● Work to be completed
Extract all lines in the data that contain the word "Amakuru".

● Data supplied
********************

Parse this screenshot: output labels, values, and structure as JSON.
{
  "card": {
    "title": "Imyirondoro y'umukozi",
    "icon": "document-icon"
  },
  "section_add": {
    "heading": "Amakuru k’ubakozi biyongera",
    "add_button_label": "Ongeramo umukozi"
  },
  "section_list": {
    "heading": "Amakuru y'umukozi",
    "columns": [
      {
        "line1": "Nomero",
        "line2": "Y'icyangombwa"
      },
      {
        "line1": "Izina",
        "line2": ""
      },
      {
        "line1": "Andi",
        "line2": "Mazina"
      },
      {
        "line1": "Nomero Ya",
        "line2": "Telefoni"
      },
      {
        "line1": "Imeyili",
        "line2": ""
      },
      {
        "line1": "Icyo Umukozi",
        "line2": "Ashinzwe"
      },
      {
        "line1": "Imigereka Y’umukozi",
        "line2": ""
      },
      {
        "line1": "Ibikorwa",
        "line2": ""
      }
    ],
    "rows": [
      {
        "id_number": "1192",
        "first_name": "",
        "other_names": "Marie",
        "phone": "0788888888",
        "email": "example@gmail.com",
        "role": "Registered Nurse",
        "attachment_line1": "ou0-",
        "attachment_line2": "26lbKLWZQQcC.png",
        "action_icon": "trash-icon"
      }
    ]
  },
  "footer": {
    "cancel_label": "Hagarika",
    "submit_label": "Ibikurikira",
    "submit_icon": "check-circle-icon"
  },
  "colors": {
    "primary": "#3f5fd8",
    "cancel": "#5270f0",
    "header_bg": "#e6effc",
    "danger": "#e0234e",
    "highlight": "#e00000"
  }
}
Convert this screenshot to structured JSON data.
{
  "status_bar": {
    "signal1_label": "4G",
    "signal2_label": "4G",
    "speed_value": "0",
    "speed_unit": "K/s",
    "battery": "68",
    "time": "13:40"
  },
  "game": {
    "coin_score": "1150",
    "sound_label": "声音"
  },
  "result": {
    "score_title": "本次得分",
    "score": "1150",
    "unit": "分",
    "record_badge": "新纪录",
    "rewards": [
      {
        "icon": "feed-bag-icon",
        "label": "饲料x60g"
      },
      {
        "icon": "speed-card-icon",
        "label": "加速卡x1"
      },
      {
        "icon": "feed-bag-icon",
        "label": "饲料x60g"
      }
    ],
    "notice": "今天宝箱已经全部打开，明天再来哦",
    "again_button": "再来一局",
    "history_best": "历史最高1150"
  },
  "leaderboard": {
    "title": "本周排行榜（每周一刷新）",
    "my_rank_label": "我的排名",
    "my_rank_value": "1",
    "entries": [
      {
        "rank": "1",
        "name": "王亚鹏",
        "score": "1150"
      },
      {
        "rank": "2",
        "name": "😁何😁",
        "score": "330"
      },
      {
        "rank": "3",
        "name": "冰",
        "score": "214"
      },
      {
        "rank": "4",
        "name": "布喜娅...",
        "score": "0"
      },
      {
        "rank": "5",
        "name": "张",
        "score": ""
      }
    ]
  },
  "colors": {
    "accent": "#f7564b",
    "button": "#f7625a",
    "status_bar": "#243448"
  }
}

********************

● Full answer
    "heading": "Amakuru k’ubakozi biyongera",
    "heading": "Amakuru y'umukozi",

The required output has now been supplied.